- [Exercise directions]:
Find the lines that contain the word "icon" and copy each one.

- [Listing]:
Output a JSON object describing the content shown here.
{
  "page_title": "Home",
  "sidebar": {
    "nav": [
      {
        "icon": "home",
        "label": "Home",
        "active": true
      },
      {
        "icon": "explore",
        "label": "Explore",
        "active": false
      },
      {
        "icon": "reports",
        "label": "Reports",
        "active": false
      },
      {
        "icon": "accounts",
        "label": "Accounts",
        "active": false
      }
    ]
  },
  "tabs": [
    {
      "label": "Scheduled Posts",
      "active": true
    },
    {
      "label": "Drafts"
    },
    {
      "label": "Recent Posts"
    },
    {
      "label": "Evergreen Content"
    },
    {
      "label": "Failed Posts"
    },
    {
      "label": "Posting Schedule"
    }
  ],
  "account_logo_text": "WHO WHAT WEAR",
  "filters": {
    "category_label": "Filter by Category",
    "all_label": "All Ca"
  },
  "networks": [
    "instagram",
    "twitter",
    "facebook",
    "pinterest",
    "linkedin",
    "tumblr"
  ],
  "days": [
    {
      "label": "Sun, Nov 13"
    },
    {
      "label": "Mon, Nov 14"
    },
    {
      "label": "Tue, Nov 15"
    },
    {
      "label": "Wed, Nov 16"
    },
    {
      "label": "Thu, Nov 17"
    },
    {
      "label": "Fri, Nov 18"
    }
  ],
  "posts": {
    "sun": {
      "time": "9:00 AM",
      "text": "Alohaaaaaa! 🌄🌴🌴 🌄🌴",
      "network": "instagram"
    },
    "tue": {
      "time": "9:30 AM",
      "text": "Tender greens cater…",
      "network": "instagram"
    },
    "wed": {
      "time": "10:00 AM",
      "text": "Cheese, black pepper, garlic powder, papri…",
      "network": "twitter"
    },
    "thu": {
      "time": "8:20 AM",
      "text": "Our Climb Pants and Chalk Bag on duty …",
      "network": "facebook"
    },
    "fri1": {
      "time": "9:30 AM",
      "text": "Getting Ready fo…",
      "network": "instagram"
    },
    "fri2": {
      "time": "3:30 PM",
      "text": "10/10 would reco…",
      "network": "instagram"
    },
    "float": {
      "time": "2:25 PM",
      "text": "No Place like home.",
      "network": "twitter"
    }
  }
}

- [Result of the exercise]:
        "icon": "home",
        "icon": "explore",
        "icon": "reports",
        "icon": "accounts",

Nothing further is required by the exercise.